• [Written problem]
Without including any pictures, copy each entry below exactly.

• [Raw data]

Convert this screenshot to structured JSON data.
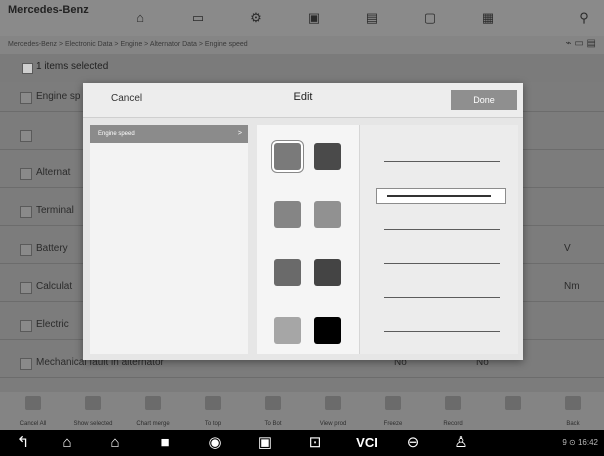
{
  "app": {
    "brand": "Mercedes-Benz",
    "sub": ""
  },
  "breadcrumb": "Mercedes-Benz > Electronic Data > Engine > Alternator Data > Engine speed",
  "selection": {
    "label": "1 items selected"
  },
  "background_rows": [
    {
      "name": "Engine sp",
      "v1": "",
      "v2": "",
      "unit": ""
    },
    {
      "name": "",
      "v1": "",
      "v2": "",
      "unit": ""
    },
    {
      "name": "Alternat",
      "v1": "",
      "v2": "",
      "unit": ""
    },
    {
      "name": "Terminal",
      "v1": "",
      "v2": "",
      "unit": ""
    },
    {
      "name": "Battery",
      "v1": "",
      "v2": "",
      "unit": "V"
    },
    {
      "name": "Calculat",
      "v1": "",
      "v2": "",
      "unit": "Nm"
    },
    {
      "name": "Electric",
      "v1": "",
      "v2": "",
      "unit": ""
    },
    {
      "name": "Mechanical fault in alternator",
      "v1": "No",
      "v2": "No",
      "unit": ""
    }
  ],
  "toolbar": [
    {
      "label": "Cancel All"
    },
    {
      "label": "Show selected"
    },
    {
      "label": "Chart merge"
    },
    {
      "label": "To top"
    },
    {
      "label": "To Bot"
    },
    {
      "label": "View prod"
    },
    {
      "label": "Freeze"
    },
    {
      "label": "Record"
    },
    {
      "label": ""
    },
    {
      "label": "Back"
    }
  ],
  "status": {
    "clock": "9 ⊙ 16:42"
  },
  "modal": {
    "title": "Edit",
    "cancel_label": "Cancel",
    "done_label": "Done",
    "items": [
      {
        "label": "Engine speed",
        "arrow": ">"
      }
    ],
    "swatches": [
      {
        "color": "#7a7a7a",
        "selected": true
      },
      {
        "color": "#4a4a4a",
        "selected": false
      },
      {
        "color": "#858585",
        "selected": false
      },
      {
        "color": "#919191",
        "selected": false
      },
      {
        "color": "#6a6a6a",
        "selected": false
      },
      {
        "color": "#444444",
        "selected": false
      },
      {
        "color": "#a6a6a6",
        "selected": false
      },
      {
        "color": "#000000",
        "selected": false
      }
    ],
    "line_styles": [
      {
        "style": "thin",
        "selected": false
      },
      {
        "style": "thick",
        "selected": true
      },
      {
        "style": "thin",
        "selected": false
      },
      {
        "style": "thin",
        "selected": false
      },
      {
        "style": "thin",
        "selected": false
      },
      {
        "style": "thin",
        "selected": false
      }
    ]
  },
  "colors": {
    "overlay": "#7c7c7c",
    "done_button": "#8f8f8f",
    "selected_item": "#8b8b8b"
  }
}
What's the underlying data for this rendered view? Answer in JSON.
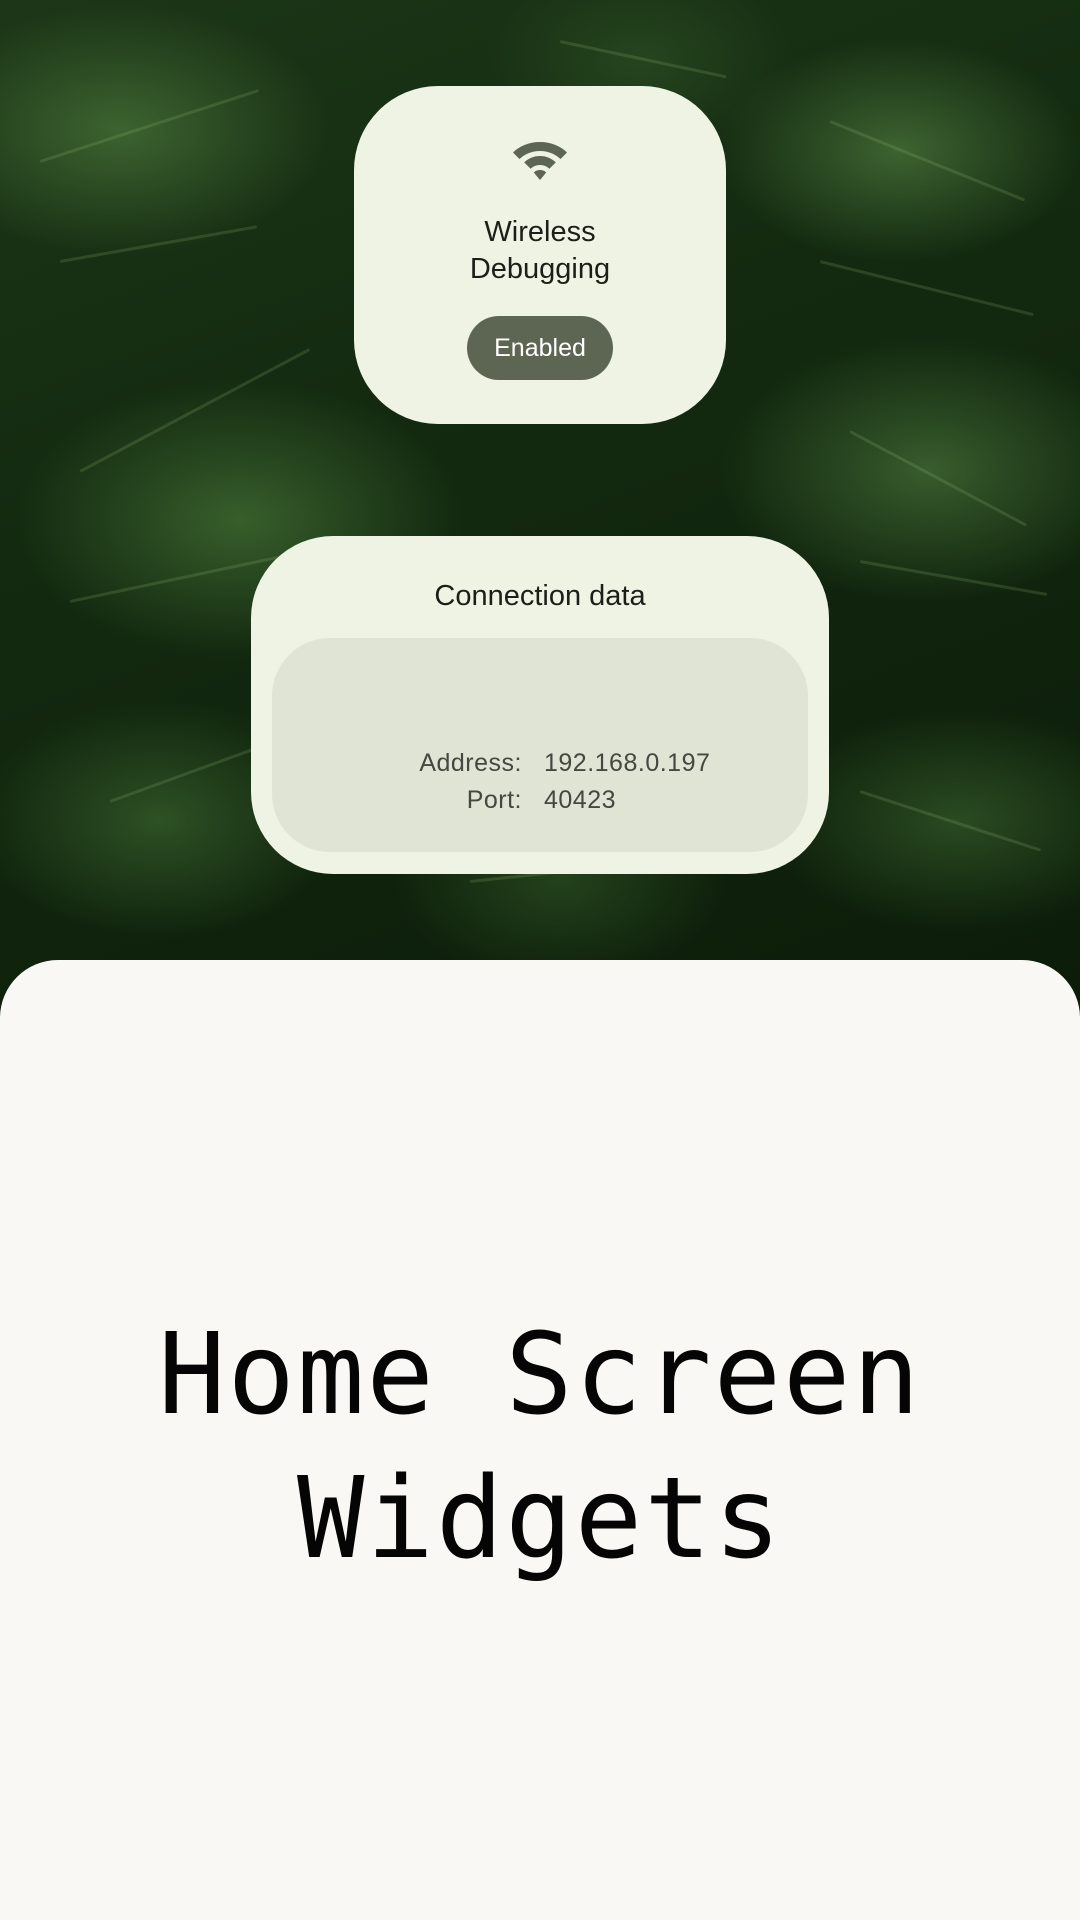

• [Result for this task]
Convert this screenshot to structured JSON data.
{
  "app": {
    "brand": "Mercedes-Benz",
    "sub": ""
  },
  "breadcrumb": "Mercedes-Benz > Electronic Data > Engine > Alternator Data > Engine speed",
  "selection": {
    "label": "1 items selected"
  },
  "background_rows": [
    {
      "name": "Engine sp",
      "v1": "",
      "v2": "",
      "unit": ""
    },
    {
      "name": "",
      "v1": "",
      "v2": "",
      "unit": ""
    },
    {
      "name": "Alternat",
      "v1": "",
      "v2": "",
      "unit": ""
    },
    {
      "name": "Terminal",
      "v1": "",
      "v2": "",
      "unit": ""
    },
    {
      "name": "Battery",
      "v1": "",
      "v2": "",
      "unit": "V"
    },
    {
      "name": "Calculat",
      "v1": "",
      "v2": "",
      "unit": "Nm"
    },
    {
      "name": "Electric",
      "v1": "",
      "v2": "",
      "unit": ""
    },
    {
      "name": "Mechanical fault in alternator",
      "v1": "No",
      "v2": "No",
      "unit": ""
    }
  ],
  "toolbar": [
    {
      "label": "Cancel All"
    },
    {
      "label": "Show selected"
    },
    {
      "label": "Chart merge"
    },
    {
      "label": "To top"
    },
    {
      "label": "To Bot"
    },
    {
      "label": "View prod"
    },
    {
      "label": "Freeze"
    },
    {
      "label": "Record"
    },
    {
      "label": ""
    },
    {
      "label": "Back"
    }
  ],
  "status": {
    "clock": "9 ⊙ 16:42"
  },
  "modal": {
    "title": "Edit",
    "cancel_label": "Cancel",
    "done_label": "Done",
    "items": [
      {
        "label": "Engine speed",
        "arrow": ">"
      }
    ],
    "swatches": [
      {
        "color": "#7a7a7a",
        "selected": true
      },
      {
        "color": "#4a4a4a",
        "selected": false
      },
      {
        "color": "#858585",
        "selected": false
      },
      {
        "color": "#919191",
        "selected": false
      },
      {
        "color": "#6a6a6a",
        "selected": false
      },
      {
        "color": "#444444",
        "selected": false
      },
      {
        "color": "#a6a6a6",
        "selected": false
      },
      {
        "color": "#000000",
        "selected": false
      }
    ],
    "line_styles": [
      {
        "style": "thin",
        "selected": false
      },
      {
        "style": "thick",
        "selected": true
      },
      {
        "style": "thin",
        "selected": false
      },
      {
        "style": "thin",
        "selected": false
      },
      {
        "style": "thin",
        "selected": false
      },
      {
        "style": "thin",
        "selected": false
      }
    ]
  },
  "colors": {
    "overlay": "#7c7c7c",
    "done_button": "#8f8f8f",
    "selected_item": "#8b8b8b"
  }
}
What's the underlying data for this rendered view? Answer in JSON.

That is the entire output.